— Documento —
====
- O Globo
Acabaram virando rotina livros que apontavam até a necessidade da expulsão do Brasil das empresas americanas
A tradição brasileira de glorificar o Estado, como agente de desenvolvimento, modernizador e instrumento indispensável para resolver as demandas sociais, e a identificação dos Estados Unidos — o famigerado imperialismo americano, raiz primeira do nosso atraso — como o agente causal do fracasso nacional tiveram uma curiosa pré-história ideológica.
Estes dois pilares supostamente explicativos das nossas mazelas nem sempre foram dominantes no debate político. Dois bons exemplos — um no século XIX e outro no século XX — foram André Rebouças e Monteiro Lobato. Ambos criticaram a ação estatal na economia e tiveram os Estados Unidos como referência positiva, enfrentando a contínua demonização dos ianques.
No sentido contrário, numa primeira tentativa de antiamericanismo, ainda em um momento em que a Europa era o padrão econômico-cultural para a elite nacional, Eduardo Prado escreveu “A ilusão americana” (1893). O autor centrou seu ataque no governo Floriano Peixoto e no apoio americano recebido pelo presidente durante a Revolta da Armada. Segundo Prado, “é tempo de reagir contra a insanidade da absoluta confraternização que se pretende impor entre o Brasil e a grande república anglo-saxônica, de que nos achamos separados, não só pela grande distância, como pela raça, pela religião, pela índole, pela língua, pela história e pelas tradições do nosso povo.”
====
— Itens armazenados —
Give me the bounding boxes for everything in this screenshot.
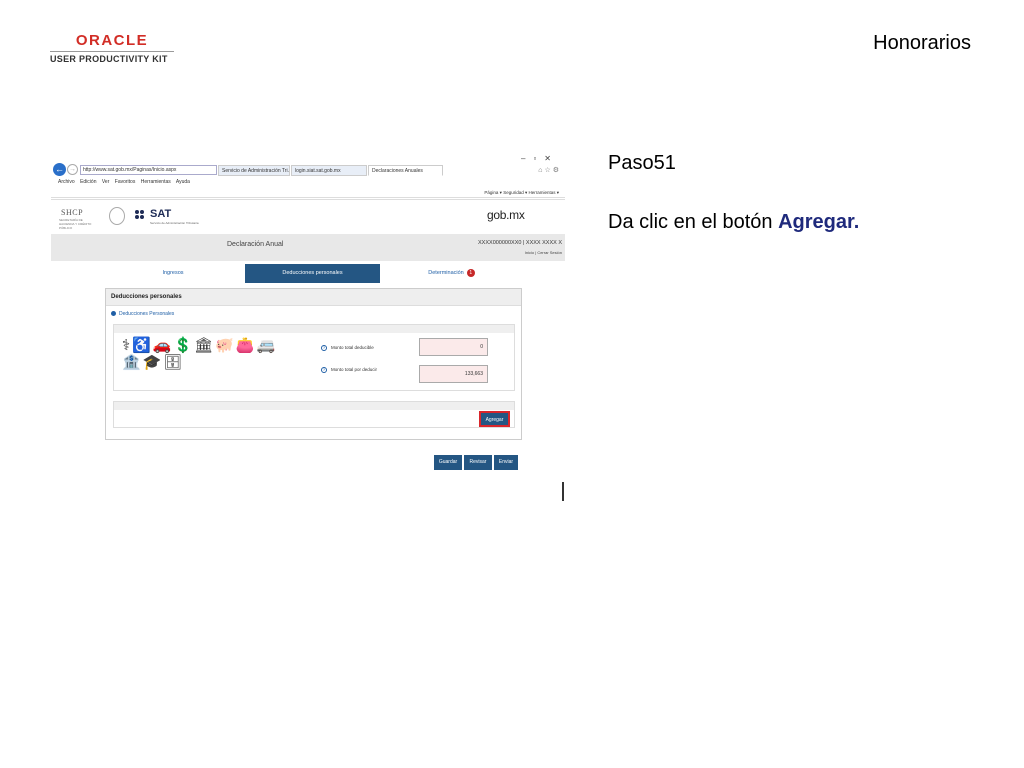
alert-badge: 1 — [466, 268, 475, 277]
enviar-button[interactable]: Enviar — [494, 455, 518, 470]
window-controls[interactable]: –▫✕ — [521, 154, 559, 163]
deductions-panel: Deducciones personales Deducciones Perso… — [105, 288, 522, 440]
summary-header-strip — [114, 325, 514, 333]
help-icon[interactable]: ? — [321, 367, 327, 373]
menu-ver[interactable]: Ver — [102, 179, 110, 185]
back-arrow-icon[interactable]: ← — [53, 163, 66, 176]
browser-tab-sat[interactable]: Servicio de Administración Tri... — [218, 165, 290, 176]
total-deducible-field: 0 — [419, 338, 488, 356]
tab-deducciones-label: Deducciones personales — [282, 270, 343, 276]
tab-determinacion[interactable]: Determinación 1 — [382, 264, 521, 283]
agregar-button[interactable]: Agregar — [479, 411, 510, 427]
embedded-screenshot: –▫✕ ← → http://www.sat.gob.mx/Paginas/In… — [51, 152, 565, 482]
field-label-por-deducir: ? Monto total por deducir — [321, 367, 378, 373]
step-title: Paso51 — [608, 152, 676, 174]
instruction-text: Da clic en el botón — [608, 211, 779, 233]
sat-logo-text: SAT — [150, 208, 172, 220]
address-bar[interactable]: http://www.sat.gob.mx/Paginas/Inicio.asp… — [80, 165, 217, 175]
national-seal-icon — [109, 207, 125, 225]
text-cursor — [562, 482, 564, 501]
tab-deducciones-personales[interactable]: Deducciones personales — [245, 264, 380, 283]
deduction-type-icons: ⚕♿🚗💲🏛🐖👛🚐 🏦🎓🗄 — [122, 337, 278, 371]
home-star-gear-icons[interactable]: ⌂☆⚙ — [538, 166, 561, 174]
add-deduction-area: Agregar — [113, 401, 515, 428]
shcp-subtitle: SECRETARÍA DE HACIENDA Y CRÉDITO PÚBLICO — [59, 218, 92, 230]
oracle-upk-logo: ORACLE USER PRODUCTIVITY KIT — [50, 33, 174, 64]
sat-full-name: Servicio de Administración Tributaria — [150, 221, 199, 225]
page-title: Declaración Anual — [227, 241, 284, 248]
menu-edicion[interactable]: Edición — [80, 179, 96, 185]
total-por-deducir-field: 133,663 — [419, 365, 488, 383]
taxpayer-rfc: XXXX000000XX0 | XXXX XXXX X — [478, 240, 562, 246]
sat-logo-icon — [135, 210, 147, 222]
forward-arrow-icon[interactable]: → — [67, 164, 78, 175]
field-label-deducible: ? Monto total deducible — [321, 345, 374, 351]
deductions-summary: ⚕♿🚗💲🏛🐖👛🚐 🏦🎓🗄 ? Monto total deducible 0 ? Mo… — [113, 324, 515, 391]
declaration-bar: Declaración Anual XXXX000000XX0 | XXXX X… — [51, 234, 565, 261]
document-title: Honorarios — [873, 32, 971, 54]
add-header-strip — [114, 402, 514, 410]
declaration-steps: Ingresos Deducciones personales Determin… — [103, 264, 521, 283]
guardar-button[interactable]: Guardar — [434, 455, 462, 470]
logo-subtitle: USER PRODUCTIVITY KIT — [50, 54, 168, 64]
menu-archivo[interactable]: Archivo — [58, 179, 75, 185]
oracle-wordmark: ORACLE — [75, 32, 149, 49]
browser-titlebar: –▫✕ ← → http://www.sat.gob.mx/Paginas/In… — [51, 152, 565, 178]
tab-ingresos-label: Ingresos — [162, 270, 184, 276]
logo-divider — [50, 51, 174, 52]
section-title: Deducciones Personales — [119, 311, 175, 317]
tab-ingresos[interactable]: Ingresos — [103, 264, 243, 283]
gob-mx-logo[interactable]: gob.mx — [487, 208, 525, 222]
browser-menubar: Archivo Edición Ver Favoritos Herramient… — [51, 178, 565, 187]
revisar-button[interactable]: Revisar — [464, 455, 492, 470]
menu-ayuda[interactable]: Ayuda — [176, 179, 190, 185]
session-links[interactable]: Inicio | Cerrar Sesión — [525, 250, 562, 255]
browser-tab-declaraciones[interactable]: Declaraciones Anuales — [368, 165, 443, 176]
section-toggle[interactable]: Deducciones Personales — [111, 311, 174, 317]
panel-title: Deducciones personales — [106, 289, 521, 306]
menu-favoritos[interactable]: Favoritos — [115, 179, 136, 185]
tab-determinacion-label: Determinación — [428, 270, 464, 276]
browser-tab-login[interactable]: login.siat.sat.gob.mx — [291, 165, 367, 176]
sat-site-header: SHCP SECRETARÍA DE HACIENDA Y CRÉDITO PÚ… — [51, 199, 565, 234]
browser-command-bar[interactable]: Página ▾ Seguridad ▾ Herramientas ▾ — [51, 187, 565, 198]
step-instruction: Da clic en el botón Agregar. — [608, 211, 859, 234]
shcp-logo: SHCP — [61, 208, 84, 217]
help-icon[interactable]: ? — [321, 345, 327, 351]
menu-herramientas[interactable]: Herramientas — [141, 179, 171, 185]
collapse-icon — [111, 311, 116, 317]
instruction-action: Agregar. — [778, 211, 860, 233]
====
— Tarefas do exercício —
[1] Traduza para o inglês esta frase do documento: “Estes dois pilares supostamente explicativos das nossas mazelas nem sempre foram dominantes no debate político.”
[2] Transcreva do documento todo o trecho que vai de “Estes dois pilares” até “demonização dos ianques.”.

— Exercício resolvido —
[1] These two supposedly explanatory pillars of our ills were not always dominant in the political debate.

[2]
Estes dois pilares supostamente explicativos das nossas mazelas nem sempre foram dominantes no debate político. Dois bons exemplos — um no século XIX e outro no século XX — foram André Rebouças e Monteiro Lobato. Ambos criticaram a ação estatal na economia e tiveram os Estados Unidos como referência positiva, enfrentando a contínua demonização dos ianques.